== Provided entries ==
-- Start --
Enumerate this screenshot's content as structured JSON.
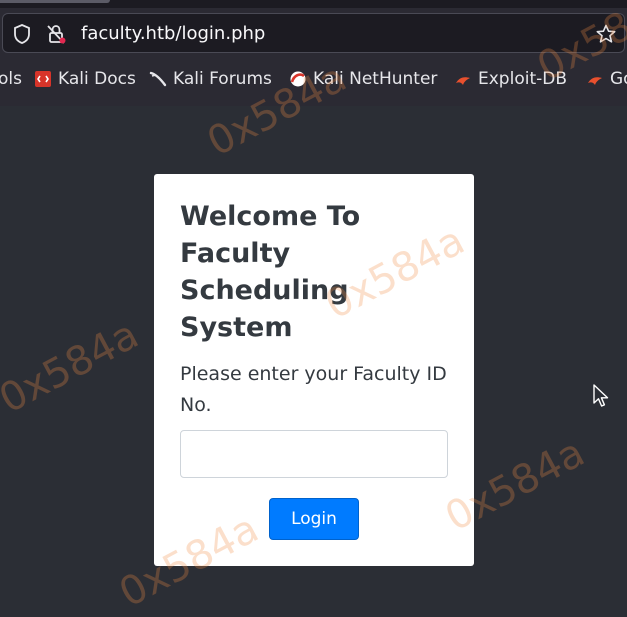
{
  "browser": {
    "url": "faculty.htb/login.php",
    "bookmarks": [
      {
        "label": "ols",
        "icon": "none"
      },
      {
        "label": "Kali Docs",
        "icon": "kali-docs-icon"
      },
      {
        "label": "Kali Forums",
        "icon": "kali-forums-icon"
      },
      {
        "label": "Kali NetHunter",
        "icon": "kali-nethunter-icon"
      },
      {
        "label": "Exploit-DB",
        "icon": "exploit-db-icon"
      },
      {
        "label": "Go",
        "icon": "exploit-db-icon"
      }
    ]
  },
  "login": {
    "title": "Welcome To Faculty Scheduling System",
    "prompt": "Please enter your Faculty ID No.",
    "input_value": "",
    "button_label": "Login"
  },
  "watermark": "0x584a",
  "colors": {
    "page_bg": "#2b2e35",
    "toolbar_bg": "#2b2a33",
    "button_primary": "#007bff",
    "watermark": "#f08c46"
  }
}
-- End --
== Exercise instructions ==
In the copy, include no pictures; restate the listing above exactly.

== Task output ==
Enumerate this screenshot's content as structured JSON.
{
  "browser": {
    "url": "faculty.htb/login.php",
    "bookmarks": [
      {
        "label": "ols",
        "icon": "none"
      },
      {
        "label": "Kali Docs",
        "icon": "kali-docs-icon"
      },
      {
        "label": "Kali Forums",
        "icon": "kali-forums-icon"
      },
      {
        "label": "Kali NetHunter",
        "icon": "kali-nethunter-icon"
      },
      {
        "label": "Exploit-DB",
        "icon": "exploit-db-icon"
      },
      {
        "label": "Go",
        "icon": "exploit-db-icon"
      }
    ]
  },
  "login": {
    "title": "Welcome To Faculty Scheduling System",
    "prompt": "Please enter your Faculty ID No.",
    "input_value": "",
    "button_label": "Login"
  },
  "watermark": "0x584a",
  "colors": {
    "page_bg": "#2b2e35",
    "toolbar_bg": "#2b2a33",
    "button_primary": "#007bff",
    "watermark": "#f08c46"
  }
}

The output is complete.